### DATA ROWS
>>
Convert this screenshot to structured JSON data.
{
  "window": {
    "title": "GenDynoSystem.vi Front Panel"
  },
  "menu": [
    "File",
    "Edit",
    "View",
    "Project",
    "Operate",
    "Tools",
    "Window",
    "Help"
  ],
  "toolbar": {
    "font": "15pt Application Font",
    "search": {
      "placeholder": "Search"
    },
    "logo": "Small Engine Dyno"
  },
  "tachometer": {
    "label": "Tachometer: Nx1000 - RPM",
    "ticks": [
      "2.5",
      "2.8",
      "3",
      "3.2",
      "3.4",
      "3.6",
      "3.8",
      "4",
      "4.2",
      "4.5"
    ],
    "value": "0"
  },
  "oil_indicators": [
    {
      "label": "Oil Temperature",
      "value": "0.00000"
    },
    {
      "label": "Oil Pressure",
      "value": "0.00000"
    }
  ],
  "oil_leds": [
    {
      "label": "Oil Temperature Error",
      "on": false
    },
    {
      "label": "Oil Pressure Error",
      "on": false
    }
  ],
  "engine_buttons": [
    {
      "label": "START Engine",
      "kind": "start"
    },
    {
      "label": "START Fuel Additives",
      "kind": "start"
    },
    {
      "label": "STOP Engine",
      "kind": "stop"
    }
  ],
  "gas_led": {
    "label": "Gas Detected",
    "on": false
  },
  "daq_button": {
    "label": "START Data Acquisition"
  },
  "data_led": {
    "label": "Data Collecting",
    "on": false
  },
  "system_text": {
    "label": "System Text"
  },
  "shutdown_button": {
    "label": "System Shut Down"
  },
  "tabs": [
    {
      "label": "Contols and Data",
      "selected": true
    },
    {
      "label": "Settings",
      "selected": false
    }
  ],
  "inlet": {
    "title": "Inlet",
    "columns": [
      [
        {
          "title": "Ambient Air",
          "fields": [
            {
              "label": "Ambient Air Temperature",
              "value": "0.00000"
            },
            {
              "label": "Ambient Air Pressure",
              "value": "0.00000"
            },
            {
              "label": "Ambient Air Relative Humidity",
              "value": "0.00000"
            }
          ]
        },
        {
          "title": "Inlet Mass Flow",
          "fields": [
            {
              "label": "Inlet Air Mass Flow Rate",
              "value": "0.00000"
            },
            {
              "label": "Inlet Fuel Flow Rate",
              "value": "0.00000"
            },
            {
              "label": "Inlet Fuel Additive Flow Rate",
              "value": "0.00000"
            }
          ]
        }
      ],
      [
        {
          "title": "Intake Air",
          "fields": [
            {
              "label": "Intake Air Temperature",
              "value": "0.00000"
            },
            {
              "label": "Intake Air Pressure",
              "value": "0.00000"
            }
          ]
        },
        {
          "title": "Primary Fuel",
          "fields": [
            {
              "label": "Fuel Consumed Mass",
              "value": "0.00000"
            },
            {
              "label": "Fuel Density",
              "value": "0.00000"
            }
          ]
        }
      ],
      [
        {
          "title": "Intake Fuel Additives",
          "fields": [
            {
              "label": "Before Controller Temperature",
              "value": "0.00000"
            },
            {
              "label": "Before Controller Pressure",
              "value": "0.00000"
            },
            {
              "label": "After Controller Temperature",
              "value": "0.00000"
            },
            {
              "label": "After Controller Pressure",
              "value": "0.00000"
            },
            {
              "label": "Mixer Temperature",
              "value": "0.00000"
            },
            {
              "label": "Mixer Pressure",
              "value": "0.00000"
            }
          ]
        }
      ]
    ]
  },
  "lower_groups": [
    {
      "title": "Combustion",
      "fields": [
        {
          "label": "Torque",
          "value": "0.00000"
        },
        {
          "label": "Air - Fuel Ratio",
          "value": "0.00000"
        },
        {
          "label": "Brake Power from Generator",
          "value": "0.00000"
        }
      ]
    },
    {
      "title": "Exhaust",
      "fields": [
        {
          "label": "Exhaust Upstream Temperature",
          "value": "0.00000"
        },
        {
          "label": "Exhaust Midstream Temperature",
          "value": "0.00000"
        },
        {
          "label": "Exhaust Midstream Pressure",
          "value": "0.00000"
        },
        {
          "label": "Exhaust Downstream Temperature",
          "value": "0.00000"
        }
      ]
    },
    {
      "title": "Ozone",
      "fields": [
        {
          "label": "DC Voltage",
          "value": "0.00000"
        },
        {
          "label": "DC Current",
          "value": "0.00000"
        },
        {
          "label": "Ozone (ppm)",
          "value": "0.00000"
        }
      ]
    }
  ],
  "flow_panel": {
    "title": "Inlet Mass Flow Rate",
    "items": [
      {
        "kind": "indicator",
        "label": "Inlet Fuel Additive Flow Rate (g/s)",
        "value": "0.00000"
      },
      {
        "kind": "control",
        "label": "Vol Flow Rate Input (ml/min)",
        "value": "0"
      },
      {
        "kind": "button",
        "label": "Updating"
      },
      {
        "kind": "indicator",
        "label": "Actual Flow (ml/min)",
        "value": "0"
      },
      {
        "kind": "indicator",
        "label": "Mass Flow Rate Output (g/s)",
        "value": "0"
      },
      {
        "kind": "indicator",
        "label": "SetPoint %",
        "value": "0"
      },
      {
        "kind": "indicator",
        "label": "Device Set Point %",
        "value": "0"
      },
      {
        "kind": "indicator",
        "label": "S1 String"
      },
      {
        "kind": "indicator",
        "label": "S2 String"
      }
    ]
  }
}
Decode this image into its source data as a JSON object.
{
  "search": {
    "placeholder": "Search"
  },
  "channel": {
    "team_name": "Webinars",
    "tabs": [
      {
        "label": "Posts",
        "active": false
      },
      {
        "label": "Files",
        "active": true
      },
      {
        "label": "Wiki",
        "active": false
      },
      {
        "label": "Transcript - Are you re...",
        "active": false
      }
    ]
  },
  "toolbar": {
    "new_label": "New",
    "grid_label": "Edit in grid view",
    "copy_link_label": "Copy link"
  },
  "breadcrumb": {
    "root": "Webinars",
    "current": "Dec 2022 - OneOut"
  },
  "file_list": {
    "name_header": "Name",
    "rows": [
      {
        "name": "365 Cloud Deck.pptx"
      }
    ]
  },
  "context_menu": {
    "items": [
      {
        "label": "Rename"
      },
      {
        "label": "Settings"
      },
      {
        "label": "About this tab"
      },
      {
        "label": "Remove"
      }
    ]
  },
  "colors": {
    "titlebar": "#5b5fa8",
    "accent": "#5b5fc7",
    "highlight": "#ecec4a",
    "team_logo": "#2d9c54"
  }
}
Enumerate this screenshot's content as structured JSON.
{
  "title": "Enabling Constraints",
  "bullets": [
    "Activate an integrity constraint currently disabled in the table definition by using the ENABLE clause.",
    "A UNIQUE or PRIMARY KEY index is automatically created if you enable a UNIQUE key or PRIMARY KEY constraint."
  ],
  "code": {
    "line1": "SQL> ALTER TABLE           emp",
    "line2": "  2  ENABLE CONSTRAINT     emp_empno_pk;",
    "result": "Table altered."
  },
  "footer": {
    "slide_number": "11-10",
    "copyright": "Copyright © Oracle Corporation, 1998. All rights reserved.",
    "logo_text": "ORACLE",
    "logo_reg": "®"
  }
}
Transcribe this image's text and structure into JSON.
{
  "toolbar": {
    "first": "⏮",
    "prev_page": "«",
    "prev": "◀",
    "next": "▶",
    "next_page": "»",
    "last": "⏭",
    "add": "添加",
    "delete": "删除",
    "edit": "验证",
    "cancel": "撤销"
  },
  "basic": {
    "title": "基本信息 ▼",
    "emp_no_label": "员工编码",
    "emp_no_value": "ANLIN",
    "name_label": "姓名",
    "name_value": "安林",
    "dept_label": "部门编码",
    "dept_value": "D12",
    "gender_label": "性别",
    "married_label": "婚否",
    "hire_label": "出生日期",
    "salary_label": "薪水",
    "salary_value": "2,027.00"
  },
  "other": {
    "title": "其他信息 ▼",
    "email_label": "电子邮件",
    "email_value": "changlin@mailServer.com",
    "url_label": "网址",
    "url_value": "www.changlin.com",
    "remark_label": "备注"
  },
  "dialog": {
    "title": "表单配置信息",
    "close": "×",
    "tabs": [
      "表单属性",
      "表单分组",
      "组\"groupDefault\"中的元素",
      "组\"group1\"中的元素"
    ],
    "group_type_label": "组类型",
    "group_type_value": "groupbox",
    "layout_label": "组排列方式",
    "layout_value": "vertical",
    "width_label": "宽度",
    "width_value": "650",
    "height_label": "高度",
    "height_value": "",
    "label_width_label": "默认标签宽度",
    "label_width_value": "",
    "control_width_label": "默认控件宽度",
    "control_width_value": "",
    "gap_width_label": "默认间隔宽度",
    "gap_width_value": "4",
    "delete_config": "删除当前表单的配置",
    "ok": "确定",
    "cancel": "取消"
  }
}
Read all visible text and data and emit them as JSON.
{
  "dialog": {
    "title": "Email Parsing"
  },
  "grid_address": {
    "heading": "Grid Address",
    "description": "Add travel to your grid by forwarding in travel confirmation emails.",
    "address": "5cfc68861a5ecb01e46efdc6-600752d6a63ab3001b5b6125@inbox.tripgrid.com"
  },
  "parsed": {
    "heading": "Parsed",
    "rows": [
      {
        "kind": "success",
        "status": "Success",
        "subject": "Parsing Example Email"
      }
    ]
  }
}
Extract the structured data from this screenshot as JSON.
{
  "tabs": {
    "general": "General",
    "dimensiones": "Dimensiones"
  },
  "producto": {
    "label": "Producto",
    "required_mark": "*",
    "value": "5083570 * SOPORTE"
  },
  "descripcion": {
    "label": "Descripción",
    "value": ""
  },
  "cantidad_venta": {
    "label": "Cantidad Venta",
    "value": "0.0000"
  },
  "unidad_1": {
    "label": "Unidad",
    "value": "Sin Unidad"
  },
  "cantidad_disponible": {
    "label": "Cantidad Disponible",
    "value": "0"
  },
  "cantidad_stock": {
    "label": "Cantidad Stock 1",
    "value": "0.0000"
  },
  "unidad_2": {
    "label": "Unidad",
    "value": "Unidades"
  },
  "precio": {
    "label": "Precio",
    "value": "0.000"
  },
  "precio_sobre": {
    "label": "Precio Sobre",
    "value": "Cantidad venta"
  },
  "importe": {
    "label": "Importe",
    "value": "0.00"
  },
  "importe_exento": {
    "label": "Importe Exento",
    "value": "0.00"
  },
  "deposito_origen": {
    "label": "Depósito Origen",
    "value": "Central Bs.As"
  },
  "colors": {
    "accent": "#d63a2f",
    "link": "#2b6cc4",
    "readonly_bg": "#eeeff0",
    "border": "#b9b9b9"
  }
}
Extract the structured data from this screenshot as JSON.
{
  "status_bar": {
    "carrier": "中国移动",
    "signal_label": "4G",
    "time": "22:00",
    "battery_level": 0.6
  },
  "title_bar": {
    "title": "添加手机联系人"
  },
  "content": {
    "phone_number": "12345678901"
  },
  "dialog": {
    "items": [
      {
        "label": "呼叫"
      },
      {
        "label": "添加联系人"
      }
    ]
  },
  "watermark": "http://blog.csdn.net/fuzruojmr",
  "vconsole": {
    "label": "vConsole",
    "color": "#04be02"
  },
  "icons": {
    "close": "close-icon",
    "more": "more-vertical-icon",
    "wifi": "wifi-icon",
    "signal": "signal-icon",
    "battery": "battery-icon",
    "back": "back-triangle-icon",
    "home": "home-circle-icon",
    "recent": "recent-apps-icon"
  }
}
<<
### EXERCISE DESCRIPTION
Of the lines in the material, how many contain the word "Temperature"? Reply with the number and nothing else.

### OUTPUT FOR THIS TASK
10